*Aim*
Write out the listing below exactly, and omit any images you find in it.

[Data excerpts]
○ ○ ○

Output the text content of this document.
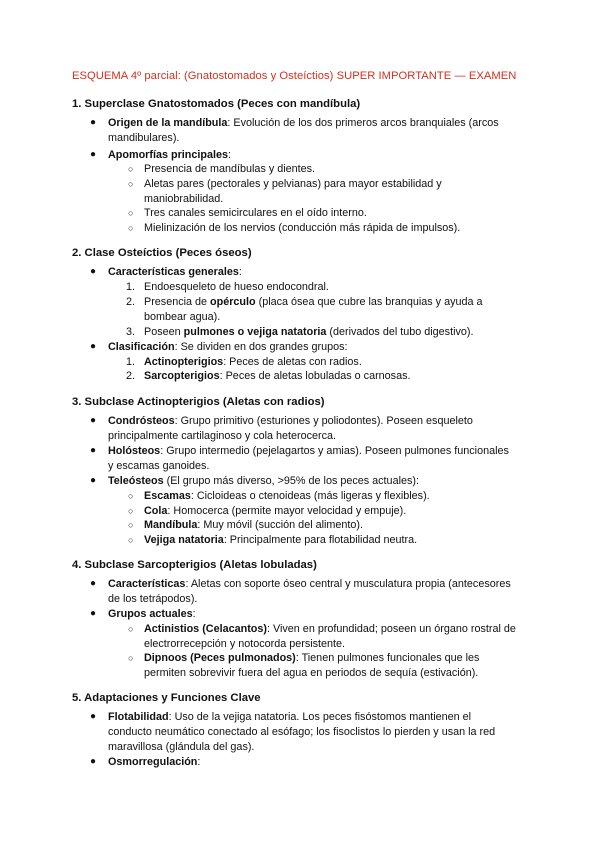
ESQUEMA 4º parcial: (Gnatostomados y Osteíctios) SUPER IMPORTANTE — EXAMEN
1. Superclase Gnatostomados (Peces con mandíbula)
● Origen de la mandíbula: Evolución de los dos primeros arcos branquiales (arcos
mandibulares).
● Apomorfías principales:
○ Presencia de mandíbulas y dientes.
○ Aletas pares (pectorales y pelvianas) para mayor estabilidad y
maniobrabilidad.
○ Tres canales semicirculares en el oído interno.
○ Mielinización de los nervios (conducción más rápida de impulsos).
2. Clase Osteíctios (Peces óseos)
● Características generales:
1. Endoesqueleto de hueso endocondral.
2. Presencia de opérculo (placa ósea que cubre las branquias y ayuda a
bombear agua).
3. Poseen pulmones o vejiga natatoria (derivados del tubo digestivo).
● Clasificación: Se dividen en dos grandes grupos:
1. Actinopterigios: Peces de aletas con radios.
2. Sarcopterigios: Peces de aletas lobuladas o carnosas.
3. Subclase Actinopterigios (Aletas con radios)
● Condrósteos: Grupo primitivo (esturiones y poliodontes). Poseen esqueleto
principalmente cartilaginoso y cola heterocerca.
● Holósteos: Grupo intermedio (pejelagartos y amias). Poseen pulmones funcionales
y escamas ganoides.
● Teleósteos (El grupo más diverso, >95% de los peces actuales):
○ Escamas: Cicloideas o ctenoideas (más ligeras y flexibles).
○ Cola: Homocerca (permite mayor velocidad y empuje).
○ Mandíbula: Muy móvil (succión del alimento).
○ Vejiga natatoria: Principalmente para flotabilidad neutra.
4. Subclase Sarcopterigios (Aletas lobuladas)
● Características: Aletas con soporte óseo central y musculatura propia (antecesores
de los tetrápodos).
● Grupos actuales:
○ Actinistios (Celacantos): Viven en profundidad; poseen un órgano rostral de
electrorrecepción y notocorda persistente.
○ Dipnoos (Peces pulmonados): Tienen pulmones funcionales que les
permiten sobrevivir fuera del agua en periodos de sequía (estivación).
5. Adaptaciones y Funciones Clave
● Flotabilidad: Uso de la vejiga natatoria. Los peces fisóstomos mantienen el
conducto neumático conectado al esófago; los fisoclistos lo pierden y usan la red
maravillosa (glándula del gas).
● Osmorregulación:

○ ○ ○

*Solution*
Output the text content of this document.
ESQUEMA 4º parcial: (Gnatostomados y Osteíctios) SUPER IMPORTANTE — EXAMEN
1. Superclase Gnatostomados (Peces con mandíbula)
● Origen de la mandíbula: Evolución de los dos primeros arcos branquiales (arcos
mandibulares).
● Apomorfías principales:
○ Presencia de mandíbulas y dientes.
○ Aletas pares (pectorales y pelvianas) para mayor estabilidad y
maniobrabilidad.
○ Tres canales semicirculares en el oído interno.
○ Mielinización de los nervios (conducción más rápida de impulsos).
2. Clase Osteíctios (Peces óseos)
● Características generales:
1. Endoesqueleto de hueso endocondral.
2. Presencia de opérculo (placa ósea que cubre las branquias y ayuda a
bombear agua).
3. Poseen pulmones o vejiga natatoria (derivados del tubo digestivo).
● Clasificación: Se dividen en dos grandes grupos:
1. Actinopterigios: Peces de aletas con radios.
2. Sarcopterigios: Peces de aletas lobuladas o carnosas.
3. Subclase Actinopterigios (Aletas con radios)
● Condrósteos: Grupo primitivo (esturiones y poliodontes). Poseen esqueleto
principalmente cartilaginoso y cola heterocerca.
● Holósteos: Grupo intermedio (pejelagartos y amias). Poseen pulmones funcionales
y escamas ganoides.
● Teleósteos (El grupo más diverso, >95% de los peces actuales):
○ Escamas: Cicloideas o ctenoideas (más ligeras y flexibles).
○ Cola: Homocerca (permite mayor velocidad y empuje).
○ Mandíbula: Muy móvil (succión del alimento).
○ Vejiga natatoria: Principalmente para flotabilidad neutra.
4. Subclase Sarcopterigios (Aletas lobuladas)
● Características: Aletas con soporte óseo central y musculatura propia (antecesores
de los tetrápodos).
● Grupos actuales:
○ Actinistios (Celacantos): Viven en profundidad; poseen un órgano rostral de
electrorrecepción y notocorda persistente.
○ Dipnoos (Peces pulmonados): Tienen pulmones funcionales que les
permiten sobrevivir fuera del agua en periodos de sequía (estivación).
5. Adaptaciones y Funciones Clave
● Flotabilidad: Uso de la vejiga natatoria. Los peces fisóstomos mantienen el
conducto neumático conectado al esófago; los fisoclistos lo pierden y usan la red
maravillosa (glándula del gas).
● Osmorregulación:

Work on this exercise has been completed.